Requirement => Report how many lines of the entries below contain the word "BEKAS", and nothing more.

Extracted information =>

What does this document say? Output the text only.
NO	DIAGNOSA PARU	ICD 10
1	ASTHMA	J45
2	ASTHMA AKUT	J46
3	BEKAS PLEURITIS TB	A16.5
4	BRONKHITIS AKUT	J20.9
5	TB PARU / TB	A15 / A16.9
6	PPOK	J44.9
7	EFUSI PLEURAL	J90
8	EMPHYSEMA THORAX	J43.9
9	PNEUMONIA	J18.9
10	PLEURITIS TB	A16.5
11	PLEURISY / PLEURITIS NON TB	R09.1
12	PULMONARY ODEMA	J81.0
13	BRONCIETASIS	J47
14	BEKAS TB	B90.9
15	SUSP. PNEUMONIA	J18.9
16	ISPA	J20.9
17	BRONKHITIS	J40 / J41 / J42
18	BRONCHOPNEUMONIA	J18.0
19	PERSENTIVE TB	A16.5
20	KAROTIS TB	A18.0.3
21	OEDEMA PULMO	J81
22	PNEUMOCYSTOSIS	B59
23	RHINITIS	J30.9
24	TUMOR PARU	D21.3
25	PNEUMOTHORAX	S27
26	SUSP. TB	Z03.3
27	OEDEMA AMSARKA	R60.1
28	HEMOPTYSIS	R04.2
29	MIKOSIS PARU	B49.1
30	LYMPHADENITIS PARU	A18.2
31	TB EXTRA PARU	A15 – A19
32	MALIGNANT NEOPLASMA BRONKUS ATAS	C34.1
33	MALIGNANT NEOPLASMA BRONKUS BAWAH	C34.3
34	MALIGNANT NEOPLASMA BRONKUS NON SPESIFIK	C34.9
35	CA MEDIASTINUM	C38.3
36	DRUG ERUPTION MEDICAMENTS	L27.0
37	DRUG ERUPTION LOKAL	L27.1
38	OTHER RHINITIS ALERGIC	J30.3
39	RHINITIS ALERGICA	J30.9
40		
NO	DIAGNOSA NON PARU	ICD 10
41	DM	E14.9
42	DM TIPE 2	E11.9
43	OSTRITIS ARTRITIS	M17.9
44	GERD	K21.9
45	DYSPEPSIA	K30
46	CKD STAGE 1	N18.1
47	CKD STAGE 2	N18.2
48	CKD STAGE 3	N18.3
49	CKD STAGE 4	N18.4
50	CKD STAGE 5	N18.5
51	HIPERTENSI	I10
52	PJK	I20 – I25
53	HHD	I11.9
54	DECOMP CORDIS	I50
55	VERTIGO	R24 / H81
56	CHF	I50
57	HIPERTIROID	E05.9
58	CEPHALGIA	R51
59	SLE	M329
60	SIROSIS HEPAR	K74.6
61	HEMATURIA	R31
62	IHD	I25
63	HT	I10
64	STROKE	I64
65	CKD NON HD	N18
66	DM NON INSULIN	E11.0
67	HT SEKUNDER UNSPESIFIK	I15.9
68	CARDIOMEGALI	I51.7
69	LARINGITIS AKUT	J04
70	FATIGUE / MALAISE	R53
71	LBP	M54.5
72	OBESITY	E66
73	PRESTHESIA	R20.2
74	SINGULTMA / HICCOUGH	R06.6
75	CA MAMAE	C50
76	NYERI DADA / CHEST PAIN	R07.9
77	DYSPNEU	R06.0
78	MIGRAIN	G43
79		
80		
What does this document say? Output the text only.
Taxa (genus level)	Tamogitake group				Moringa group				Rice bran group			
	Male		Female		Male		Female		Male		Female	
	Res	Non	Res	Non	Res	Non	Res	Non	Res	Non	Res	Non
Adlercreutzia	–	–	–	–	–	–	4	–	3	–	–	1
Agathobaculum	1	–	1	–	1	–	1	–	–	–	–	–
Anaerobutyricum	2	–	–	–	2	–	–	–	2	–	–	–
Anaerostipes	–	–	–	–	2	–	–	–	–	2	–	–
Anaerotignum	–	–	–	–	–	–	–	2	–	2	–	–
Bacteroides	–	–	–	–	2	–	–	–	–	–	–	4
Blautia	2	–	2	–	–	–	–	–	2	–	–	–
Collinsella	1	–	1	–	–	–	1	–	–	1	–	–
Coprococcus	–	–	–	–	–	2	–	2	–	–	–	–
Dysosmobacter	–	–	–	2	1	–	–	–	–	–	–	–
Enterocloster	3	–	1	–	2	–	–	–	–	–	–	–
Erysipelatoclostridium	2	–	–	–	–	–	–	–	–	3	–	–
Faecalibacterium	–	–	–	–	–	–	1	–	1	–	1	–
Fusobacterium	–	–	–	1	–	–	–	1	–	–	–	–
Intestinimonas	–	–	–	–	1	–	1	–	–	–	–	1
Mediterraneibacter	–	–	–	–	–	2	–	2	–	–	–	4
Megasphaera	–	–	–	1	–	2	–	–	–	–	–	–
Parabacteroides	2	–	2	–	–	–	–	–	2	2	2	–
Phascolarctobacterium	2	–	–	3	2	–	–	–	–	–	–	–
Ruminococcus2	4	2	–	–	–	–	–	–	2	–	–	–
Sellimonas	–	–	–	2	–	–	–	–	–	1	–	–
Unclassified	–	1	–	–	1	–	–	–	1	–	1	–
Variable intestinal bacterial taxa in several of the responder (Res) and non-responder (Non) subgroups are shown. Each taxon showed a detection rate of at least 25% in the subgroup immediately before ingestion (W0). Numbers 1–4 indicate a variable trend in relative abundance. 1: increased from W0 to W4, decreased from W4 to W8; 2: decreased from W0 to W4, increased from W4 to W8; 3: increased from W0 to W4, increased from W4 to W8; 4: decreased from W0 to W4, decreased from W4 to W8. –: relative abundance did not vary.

Answer area => 2